TO BE DONE
Which lines have the string "name"? Copy all of them from the entries below.

(Figure collection entries)
-=-=-
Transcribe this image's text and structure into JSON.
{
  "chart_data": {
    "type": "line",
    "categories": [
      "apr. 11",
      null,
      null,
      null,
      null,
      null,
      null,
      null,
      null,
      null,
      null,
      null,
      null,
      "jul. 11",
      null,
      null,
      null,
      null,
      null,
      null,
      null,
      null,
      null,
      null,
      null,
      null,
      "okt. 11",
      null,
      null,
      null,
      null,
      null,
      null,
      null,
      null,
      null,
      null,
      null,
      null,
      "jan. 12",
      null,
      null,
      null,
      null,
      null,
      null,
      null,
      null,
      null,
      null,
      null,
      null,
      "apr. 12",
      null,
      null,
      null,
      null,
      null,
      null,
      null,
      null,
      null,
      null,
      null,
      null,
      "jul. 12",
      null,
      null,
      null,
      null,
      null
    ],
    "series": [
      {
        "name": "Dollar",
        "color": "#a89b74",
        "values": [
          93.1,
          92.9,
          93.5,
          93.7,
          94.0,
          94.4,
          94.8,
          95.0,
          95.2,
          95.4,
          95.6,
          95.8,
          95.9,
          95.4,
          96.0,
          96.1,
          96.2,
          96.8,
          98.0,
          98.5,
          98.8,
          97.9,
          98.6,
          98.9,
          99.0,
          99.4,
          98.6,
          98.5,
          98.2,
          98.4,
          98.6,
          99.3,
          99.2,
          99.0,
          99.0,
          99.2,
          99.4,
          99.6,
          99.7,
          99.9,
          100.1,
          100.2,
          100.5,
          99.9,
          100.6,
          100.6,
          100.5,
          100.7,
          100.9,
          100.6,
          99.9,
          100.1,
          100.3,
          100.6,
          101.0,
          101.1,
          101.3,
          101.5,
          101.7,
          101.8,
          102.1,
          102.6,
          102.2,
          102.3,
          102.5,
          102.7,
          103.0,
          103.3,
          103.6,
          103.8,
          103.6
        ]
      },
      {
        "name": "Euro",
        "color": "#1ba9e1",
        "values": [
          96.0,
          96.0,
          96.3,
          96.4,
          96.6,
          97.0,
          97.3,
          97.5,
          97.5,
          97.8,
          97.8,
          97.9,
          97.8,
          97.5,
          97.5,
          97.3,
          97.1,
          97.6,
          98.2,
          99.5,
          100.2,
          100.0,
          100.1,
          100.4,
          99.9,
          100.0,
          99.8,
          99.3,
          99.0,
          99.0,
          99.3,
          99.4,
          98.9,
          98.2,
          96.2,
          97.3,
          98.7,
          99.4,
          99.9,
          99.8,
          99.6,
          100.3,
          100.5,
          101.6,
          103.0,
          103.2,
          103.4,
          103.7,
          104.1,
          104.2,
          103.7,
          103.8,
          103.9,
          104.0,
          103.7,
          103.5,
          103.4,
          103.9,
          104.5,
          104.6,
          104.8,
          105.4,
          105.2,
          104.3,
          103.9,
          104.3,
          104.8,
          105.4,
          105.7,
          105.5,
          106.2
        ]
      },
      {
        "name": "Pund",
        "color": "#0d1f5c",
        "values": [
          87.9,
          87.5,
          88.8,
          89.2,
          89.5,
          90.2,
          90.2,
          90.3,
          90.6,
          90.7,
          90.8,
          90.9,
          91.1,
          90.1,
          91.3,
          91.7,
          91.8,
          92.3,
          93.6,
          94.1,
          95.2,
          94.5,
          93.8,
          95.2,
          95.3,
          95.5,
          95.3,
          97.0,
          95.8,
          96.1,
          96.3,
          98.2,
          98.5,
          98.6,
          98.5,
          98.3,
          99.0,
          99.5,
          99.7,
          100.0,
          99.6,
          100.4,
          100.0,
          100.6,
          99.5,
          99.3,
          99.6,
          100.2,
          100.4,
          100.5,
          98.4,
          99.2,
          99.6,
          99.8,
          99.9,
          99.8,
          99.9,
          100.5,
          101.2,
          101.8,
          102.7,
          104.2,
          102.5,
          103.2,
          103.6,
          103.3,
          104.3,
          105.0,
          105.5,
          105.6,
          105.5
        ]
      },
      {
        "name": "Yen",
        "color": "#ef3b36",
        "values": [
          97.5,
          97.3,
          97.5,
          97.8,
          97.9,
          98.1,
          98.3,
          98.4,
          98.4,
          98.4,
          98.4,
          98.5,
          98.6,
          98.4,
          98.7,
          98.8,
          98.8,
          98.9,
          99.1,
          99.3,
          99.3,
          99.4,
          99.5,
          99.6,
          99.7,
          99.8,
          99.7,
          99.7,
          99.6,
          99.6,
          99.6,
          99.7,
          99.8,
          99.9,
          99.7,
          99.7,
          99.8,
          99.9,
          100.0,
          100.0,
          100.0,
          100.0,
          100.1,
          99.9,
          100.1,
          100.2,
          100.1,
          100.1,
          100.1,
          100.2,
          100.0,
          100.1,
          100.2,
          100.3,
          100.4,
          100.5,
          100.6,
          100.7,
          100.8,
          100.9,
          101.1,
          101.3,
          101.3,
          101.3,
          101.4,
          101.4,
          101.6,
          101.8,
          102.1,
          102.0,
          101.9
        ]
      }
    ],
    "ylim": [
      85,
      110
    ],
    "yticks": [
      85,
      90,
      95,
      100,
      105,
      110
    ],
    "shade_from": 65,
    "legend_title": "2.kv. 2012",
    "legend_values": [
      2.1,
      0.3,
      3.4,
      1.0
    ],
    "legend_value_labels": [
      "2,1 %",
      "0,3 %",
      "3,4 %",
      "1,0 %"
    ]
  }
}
-=-=-
TASK SOLUTION
        "name": "Dollar",
        "name": "Euro",
        "name": "Pund",
        "name": "Yen",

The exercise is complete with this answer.